Task description> Below are some entries. Work out how many of their lines hold the word "Broj", and write that number alone.

----- Records provided

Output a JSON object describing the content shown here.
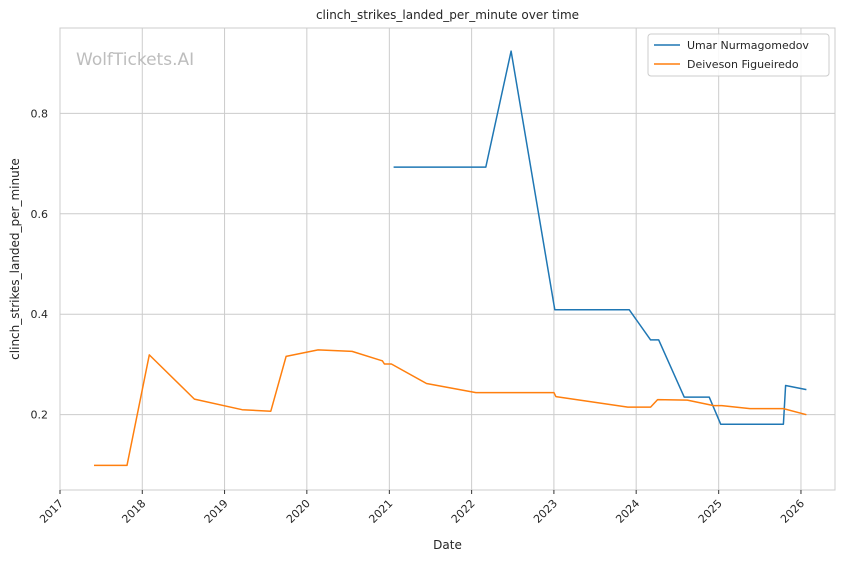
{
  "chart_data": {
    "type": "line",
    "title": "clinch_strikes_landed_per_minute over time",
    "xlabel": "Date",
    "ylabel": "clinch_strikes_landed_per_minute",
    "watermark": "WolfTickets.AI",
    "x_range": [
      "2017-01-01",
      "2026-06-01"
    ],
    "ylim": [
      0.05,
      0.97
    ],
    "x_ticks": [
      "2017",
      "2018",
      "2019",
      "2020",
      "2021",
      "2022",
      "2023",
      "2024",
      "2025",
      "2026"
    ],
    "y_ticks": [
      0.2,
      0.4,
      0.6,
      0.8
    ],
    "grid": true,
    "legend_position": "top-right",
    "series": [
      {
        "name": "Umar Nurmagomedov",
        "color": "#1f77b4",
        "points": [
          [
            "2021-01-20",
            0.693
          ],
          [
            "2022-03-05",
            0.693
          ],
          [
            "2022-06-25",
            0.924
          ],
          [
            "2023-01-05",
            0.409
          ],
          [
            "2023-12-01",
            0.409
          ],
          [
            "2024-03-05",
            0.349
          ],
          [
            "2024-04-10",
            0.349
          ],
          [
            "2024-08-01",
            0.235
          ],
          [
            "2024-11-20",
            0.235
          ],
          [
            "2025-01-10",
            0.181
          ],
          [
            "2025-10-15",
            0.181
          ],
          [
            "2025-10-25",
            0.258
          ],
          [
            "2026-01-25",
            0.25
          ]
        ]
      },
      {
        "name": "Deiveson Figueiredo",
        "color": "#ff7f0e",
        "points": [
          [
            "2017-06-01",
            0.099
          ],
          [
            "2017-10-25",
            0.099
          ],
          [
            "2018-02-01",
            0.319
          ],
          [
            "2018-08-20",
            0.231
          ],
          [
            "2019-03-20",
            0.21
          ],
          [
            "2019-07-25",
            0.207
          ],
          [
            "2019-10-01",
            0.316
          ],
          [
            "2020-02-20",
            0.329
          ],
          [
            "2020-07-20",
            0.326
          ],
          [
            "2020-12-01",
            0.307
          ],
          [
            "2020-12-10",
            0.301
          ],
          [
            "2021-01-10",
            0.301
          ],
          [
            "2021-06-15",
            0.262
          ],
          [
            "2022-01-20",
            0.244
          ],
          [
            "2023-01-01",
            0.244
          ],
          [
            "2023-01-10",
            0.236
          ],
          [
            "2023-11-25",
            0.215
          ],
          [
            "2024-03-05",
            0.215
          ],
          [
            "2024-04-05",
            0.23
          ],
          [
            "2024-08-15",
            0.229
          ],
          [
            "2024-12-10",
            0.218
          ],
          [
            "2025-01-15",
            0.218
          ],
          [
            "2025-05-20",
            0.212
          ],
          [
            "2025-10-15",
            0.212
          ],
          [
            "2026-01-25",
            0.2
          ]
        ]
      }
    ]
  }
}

----------
----- Records provided

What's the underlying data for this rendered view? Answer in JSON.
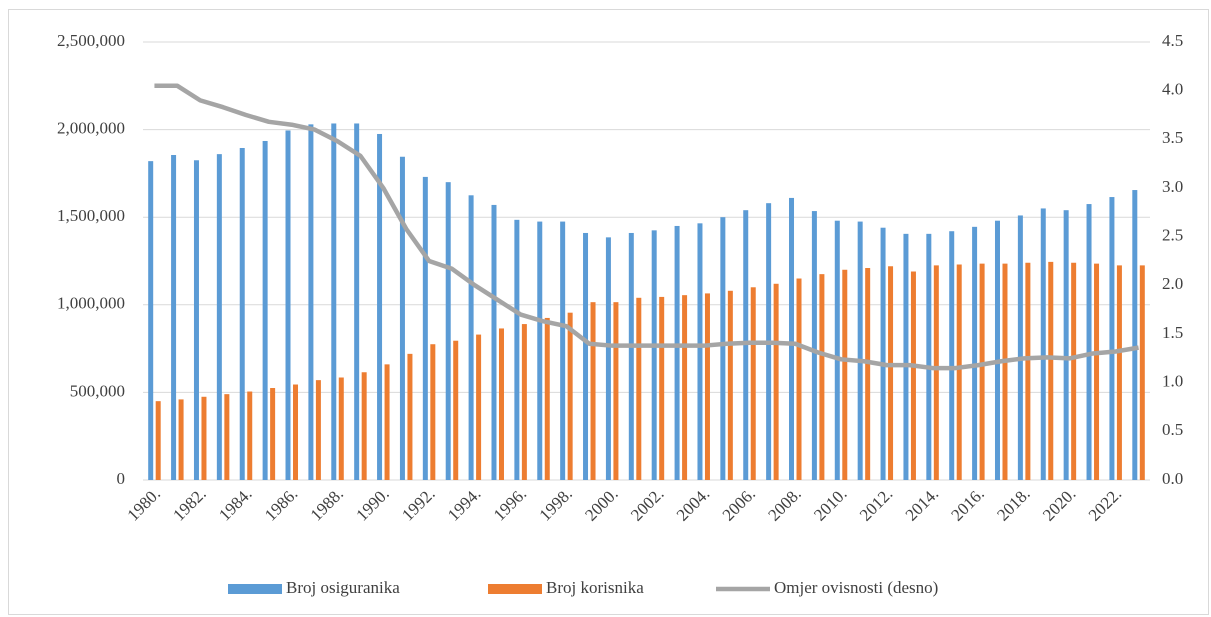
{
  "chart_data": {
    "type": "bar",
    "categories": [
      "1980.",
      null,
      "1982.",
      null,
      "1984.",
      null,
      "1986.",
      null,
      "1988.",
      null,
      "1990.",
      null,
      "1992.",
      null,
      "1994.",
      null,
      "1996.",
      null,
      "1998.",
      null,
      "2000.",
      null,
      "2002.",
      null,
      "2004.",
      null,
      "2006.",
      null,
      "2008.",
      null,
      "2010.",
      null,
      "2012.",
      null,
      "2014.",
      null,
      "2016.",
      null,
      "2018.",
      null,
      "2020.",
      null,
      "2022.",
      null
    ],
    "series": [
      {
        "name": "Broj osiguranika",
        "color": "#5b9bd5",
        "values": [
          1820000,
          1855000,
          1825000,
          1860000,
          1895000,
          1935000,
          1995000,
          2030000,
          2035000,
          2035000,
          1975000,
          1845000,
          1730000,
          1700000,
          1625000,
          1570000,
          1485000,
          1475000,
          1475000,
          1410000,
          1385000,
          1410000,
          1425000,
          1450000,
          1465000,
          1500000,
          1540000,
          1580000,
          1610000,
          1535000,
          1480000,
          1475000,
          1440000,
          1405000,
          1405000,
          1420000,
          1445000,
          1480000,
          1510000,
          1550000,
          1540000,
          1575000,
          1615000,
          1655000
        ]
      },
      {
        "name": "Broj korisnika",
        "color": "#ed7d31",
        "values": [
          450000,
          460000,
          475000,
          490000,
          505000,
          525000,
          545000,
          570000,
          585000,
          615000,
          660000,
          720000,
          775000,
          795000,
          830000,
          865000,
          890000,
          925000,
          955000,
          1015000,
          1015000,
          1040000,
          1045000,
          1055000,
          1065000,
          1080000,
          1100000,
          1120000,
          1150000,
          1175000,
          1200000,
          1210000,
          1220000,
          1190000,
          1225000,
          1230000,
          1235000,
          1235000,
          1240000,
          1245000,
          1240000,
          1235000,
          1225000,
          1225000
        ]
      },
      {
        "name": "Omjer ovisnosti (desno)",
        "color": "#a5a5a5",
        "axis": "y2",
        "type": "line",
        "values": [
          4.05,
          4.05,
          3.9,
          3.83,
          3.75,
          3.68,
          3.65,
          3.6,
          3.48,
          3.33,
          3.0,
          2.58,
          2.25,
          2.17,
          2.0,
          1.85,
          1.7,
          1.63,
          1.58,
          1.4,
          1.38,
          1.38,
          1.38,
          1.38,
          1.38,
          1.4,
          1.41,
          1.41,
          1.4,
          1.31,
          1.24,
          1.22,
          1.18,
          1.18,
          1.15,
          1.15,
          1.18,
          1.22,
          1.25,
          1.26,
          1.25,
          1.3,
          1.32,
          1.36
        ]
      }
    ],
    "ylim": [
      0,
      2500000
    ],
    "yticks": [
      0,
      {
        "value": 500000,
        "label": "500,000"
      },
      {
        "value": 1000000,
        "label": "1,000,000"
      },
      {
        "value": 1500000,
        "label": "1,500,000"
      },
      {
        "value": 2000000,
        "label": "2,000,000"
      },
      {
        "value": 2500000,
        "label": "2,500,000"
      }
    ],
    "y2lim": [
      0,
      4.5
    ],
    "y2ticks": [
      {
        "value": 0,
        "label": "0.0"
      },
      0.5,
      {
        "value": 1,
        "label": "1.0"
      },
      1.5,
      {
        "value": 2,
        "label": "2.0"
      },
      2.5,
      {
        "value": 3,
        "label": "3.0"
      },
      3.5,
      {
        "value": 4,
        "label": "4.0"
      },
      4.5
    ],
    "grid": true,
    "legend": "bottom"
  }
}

----------

Result of this task> 2